- **Problem to work on**
Every record below should be printed exactly as given.

- **Data records**

****

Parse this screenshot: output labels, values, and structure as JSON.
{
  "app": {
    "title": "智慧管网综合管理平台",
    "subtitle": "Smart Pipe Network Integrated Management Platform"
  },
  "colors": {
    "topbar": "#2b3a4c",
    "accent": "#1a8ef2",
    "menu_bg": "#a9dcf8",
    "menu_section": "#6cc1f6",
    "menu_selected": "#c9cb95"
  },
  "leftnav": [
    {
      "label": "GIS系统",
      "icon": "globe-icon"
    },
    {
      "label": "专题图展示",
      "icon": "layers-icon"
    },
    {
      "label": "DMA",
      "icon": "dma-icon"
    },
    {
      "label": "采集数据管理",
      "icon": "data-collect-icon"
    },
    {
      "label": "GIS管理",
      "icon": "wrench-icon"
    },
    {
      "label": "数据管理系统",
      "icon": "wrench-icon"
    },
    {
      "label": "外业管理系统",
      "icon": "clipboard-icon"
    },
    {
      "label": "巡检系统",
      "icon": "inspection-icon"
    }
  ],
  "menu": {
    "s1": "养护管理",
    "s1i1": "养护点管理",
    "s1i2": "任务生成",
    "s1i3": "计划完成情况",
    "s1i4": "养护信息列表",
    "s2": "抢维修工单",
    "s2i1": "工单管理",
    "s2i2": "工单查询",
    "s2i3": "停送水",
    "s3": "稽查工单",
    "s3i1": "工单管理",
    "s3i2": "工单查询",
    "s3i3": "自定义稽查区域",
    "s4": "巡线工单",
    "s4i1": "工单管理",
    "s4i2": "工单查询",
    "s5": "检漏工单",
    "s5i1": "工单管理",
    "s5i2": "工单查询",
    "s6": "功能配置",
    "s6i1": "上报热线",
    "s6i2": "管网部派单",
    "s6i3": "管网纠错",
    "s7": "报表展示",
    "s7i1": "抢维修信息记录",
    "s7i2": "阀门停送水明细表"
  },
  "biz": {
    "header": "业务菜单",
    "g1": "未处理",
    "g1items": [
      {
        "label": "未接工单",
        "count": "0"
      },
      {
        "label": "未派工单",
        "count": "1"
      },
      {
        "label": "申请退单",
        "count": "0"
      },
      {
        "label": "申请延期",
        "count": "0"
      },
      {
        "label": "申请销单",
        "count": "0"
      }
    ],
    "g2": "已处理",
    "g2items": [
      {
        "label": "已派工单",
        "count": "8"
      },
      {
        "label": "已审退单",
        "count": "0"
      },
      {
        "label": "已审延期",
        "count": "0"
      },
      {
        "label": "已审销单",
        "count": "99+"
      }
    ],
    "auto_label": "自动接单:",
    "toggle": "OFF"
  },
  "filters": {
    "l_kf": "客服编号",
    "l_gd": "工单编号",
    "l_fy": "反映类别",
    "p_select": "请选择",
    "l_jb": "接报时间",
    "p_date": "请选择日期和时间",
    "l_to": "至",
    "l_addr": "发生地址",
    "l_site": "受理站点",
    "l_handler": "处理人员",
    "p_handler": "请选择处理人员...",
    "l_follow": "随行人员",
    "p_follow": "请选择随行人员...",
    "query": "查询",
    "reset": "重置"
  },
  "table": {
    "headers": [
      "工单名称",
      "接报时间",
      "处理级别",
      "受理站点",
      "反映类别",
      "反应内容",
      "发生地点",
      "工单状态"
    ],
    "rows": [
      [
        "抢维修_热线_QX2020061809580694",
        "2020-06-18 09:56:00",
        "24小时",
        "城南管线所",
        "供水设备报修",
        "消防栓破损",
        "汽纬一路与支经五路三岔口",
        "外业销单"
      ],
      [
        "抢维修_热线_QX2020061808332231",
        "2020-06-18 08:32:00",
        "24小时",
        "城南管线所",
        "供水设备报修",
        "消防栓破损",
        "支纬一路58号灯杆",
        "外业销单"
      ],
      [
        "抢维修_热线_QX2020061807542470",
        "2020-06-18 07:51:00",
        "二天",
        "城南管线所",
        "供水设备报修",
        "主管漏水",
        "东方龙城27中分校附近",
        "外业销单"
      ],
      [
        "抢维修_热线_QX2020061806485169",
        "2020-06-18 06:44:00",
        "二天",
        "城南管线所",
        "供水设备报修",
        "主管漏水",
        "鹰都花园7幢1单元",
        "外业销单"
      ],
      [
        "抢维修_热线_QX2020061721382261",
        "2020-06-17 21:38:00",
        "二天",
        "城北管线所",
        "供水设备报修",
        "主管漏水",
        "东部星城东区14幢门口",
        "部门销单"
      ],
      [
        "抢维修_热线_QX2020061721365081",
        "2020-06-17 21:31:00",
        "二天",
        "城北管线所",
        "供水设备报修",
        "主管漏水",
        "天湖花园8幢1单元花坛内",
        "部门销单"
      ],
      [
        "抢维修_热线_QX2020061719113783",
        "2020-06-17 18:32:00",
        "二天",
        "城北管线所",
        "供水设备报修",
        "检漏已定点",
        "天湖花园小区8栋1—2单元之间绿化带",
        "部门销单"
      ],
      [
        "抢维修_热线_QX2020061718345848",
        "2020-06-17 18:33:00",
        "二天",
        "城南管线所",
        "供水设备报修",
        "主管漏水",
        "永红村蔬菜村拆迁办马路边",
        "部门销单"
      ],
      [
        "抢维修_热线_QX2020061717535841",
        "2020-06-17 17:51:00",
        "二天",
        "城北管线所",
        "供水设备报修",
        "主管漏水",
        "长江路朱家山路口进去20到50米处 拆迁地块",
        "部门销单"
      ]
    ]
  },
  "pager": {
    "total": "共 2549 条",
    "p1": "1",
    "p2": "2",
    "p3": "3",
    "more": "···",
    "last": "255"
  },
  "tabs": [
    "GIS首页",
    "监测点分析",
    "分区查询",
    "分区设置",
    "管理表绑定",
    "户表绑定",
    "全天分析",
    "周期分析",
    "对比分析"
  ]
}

****

- **Solution for this problem**
Parse this screenshot: output labels, values, and structure as JSON.
{
  "app": {
    "title": "智慧管网综合管理平台",
    "subtitle": "Smart Pipe Network Integrated Management Platform"
  },
  "colors": {
    "topbar": "#2b3a4c",
    "accent": "#1a8ef2",
    "menu_bg": "#a9dcf8",
    "menu_section": "#6cc1f6",
    "menu_selected": "#c9cb95"
  },
  "leftnav": [
    {
      "label": "GIS系统",
      "icon": "globe-icon"
    },
    {
      "label": "专题图展示",
      "icon": "layers-icon"
    },
    {
      "label": "DMA",
      "icon": "dma-icon"
    },
    {
      "label": "采集数据管理",
      "icon": "data-collect-icon"
    },
    {
      "label": "GIS管理",
      "icon": "wrench-icon"
    },
    {
      "label": "数据管理系统",
      "icon": "wrench-icon"
    },
    {
      "label": "外业管理系统",
      "icon": "clipboard-icon"
    },
    {
      "label": "巡检系统",
      "icon": "inspection-icon"
    }
  ],
  "menu": {
    "s1": "养护管理",
    "s1i1": "养护点管理",
    "s1i2": "任务生成",
    "s1i3": "计划完成情况",
    "s1i4": "养护信息列表",
    "s2": "抢维修工单",
    "s2i1": "工单管理",
    "s2i2": "工单查询",
    "s2i3": "停送水",
    "s3": "稽查工单",
    "s3i1": "工单管理",
    "s3i2": "工单查询",
    "s3i3": "自定义稽查区域",
    "s4": "巡线工单",
    "s4i1": "工单管理",
    "s4i2": "工单查询",
    "s5": "检漏工单",
    "s5i1": "工单管理",
    "s5i2": "工单查询",
    "s6": "功能配置",
    "s6i1": "上报热线",
    "s6i2": "管网部派单",
    "s6i3": "管网纠错",
    "s7": "报表展示",
    "s7i1": "抢维修信息记录",
    "s7i2": "阀门停送水明细表"
  },
  "biz": {
    "header": "业务菜单",
    "g1": "未处理",
    "g1items": [
      {
        "label": "未接工单",
        "count": "0"
      },
      {
        "label": "未派工单",
        "count": "1"
      },
      {
        "label": "申请退单",
        "count": "0"
      },
      {
        "label": "申请延期",
        "count": "0"
      },
      {
        "label": "申请销单",
        "count": "0"
      }
    ],
    "g2": "已处理",
    "g2items": [
      {
        "label": "已派工单",
        "count": "8"
      },
      {
        "label": "已审退单",
        "count": "0"
      },
      {
        "label": "已审延期",
        "count": "0"
      },
      {
        "label": "已审销单",
        "count": "99+"
      }
    ],
    "auto_label": "自动接单:",
    "toggle": "OFF"
  },
  "filters": {
    "l_kf": "客服编号",
    "l_gd": "工单编号",
    "l_fy": "反映类别",
    "p_select": "请选择",
    "l_jb": "接报时间",
    "p_date": "请选择日期和时间",
    "l_to": "至",
    "l_addr": "发生地址",
    "l_site": "受理站点",
    "l_handler": "处理人员",
    "p_handler": "请选择处理人员...",
    "l_follow": "随行人员",
    "p_follow": "请选择随行人员...",
    "query": "查询",
    "reset": "重置"
  },
  "table": {
    "headers": [
      "工单名称",
      "接报时间",
      "处理级别",
      "受理站点",
      "反映类别",
      "反应内容",
      "发生地点",
      "工单状态"
    ],
    "rows": [
      [
        "抢维修_热线_QX2020061809580694",
        "2020-06-18 09:56:00",
        "24小时",
        "城南管线所",
        "供水设备报修",
        "消防栓破损",
        "汽纬一路与支经五路三岔口",
        "外业销单"
      ],
      [
        "抢维修_热线_QX2020061808332231",
        "2020-06-18 08:32:00",
        "24小时",
        "城南管线所",
        "供水设备报修",
        "消防栓破损",
        "支纬一路58号灯杆",
        "外业销单"
      ],
      [
        "抢维修_热线_QX2020061807542470",
        "2020-06-18 07:51:00",
        "二天",
        "城南管线所",
        "供水设备报修",
        "主管漏水",
        "东方龙城27中分校附近",
        "外业销单"
      ],
      [
        "抢维修_热线_QX2020061806485169",
        "2020-06-18 06:44:00",
        "二天",
        "城南管线所",
        "供水设备报修",
        "主管漏水",
        "鹰都花园7幢1单元",
        "外业销单"
      ],
      [
        "抢维修_热线_QX2020061721382261",
        "2020-06-17 21:38:00",
        "二天",
        "城北管线所",
        "供水设备报修",
        "主管漏水",
        "东部星城东区14幢门口",
        "部门销单"
      ],
      [
        "抢维修_热线_QX2020061721365081",
        "2020-06-17 21:31:00",
        "二天",
        "城北管线所",
        "供水设备报修",
        "主管漏水",
        "天湖花园8幢1单元花坛内",
        "部门销单"
      ],
      [
        "抢维修_热线_QX2020061719113783",
        "2020-06-17 18:32:00",
        "二天",
        "城北管线所",
        "供水设备报修",
        "检漏已定点",
        "天湖花园小区8栋1—2单元之间绿化带",
        "部门销单"
      ],
      [
        "抢维修_热线_QX2020061718345848",
        "2020-06-17 18:33:00",
        "二天",
        "城南管线所",
        "供水设备报修",
        "主管漏水",
        "永红村蔬菜村拆迁办马路边",
        "部门销单"
      ],
      [
        "抢维修_热线_QX2020061717535841",
        "2020-06-17 17:51:00",
        "二天",
        "城北管线所",
        "供水设备报修",
        "主管漏水",
        "长江路朱家山路口进去20到50米处 拆迁地块",
        "部门销单"
      ]
    ]
  },
  "pager": {
    "total": "共 2549 条",
    "p1": "1",
    "p2": "2",
    "p3": "3",
    "more": "···",
    "last": "255"
  },
  "tabs": [
    "GIS首页",
    "监测点分析",
    "分区查询",
    "分区设置",
    "管理表绑定",
    "户表绑定",
    "全天分析",
    "周期分析",
    "对比分析"
  ]
}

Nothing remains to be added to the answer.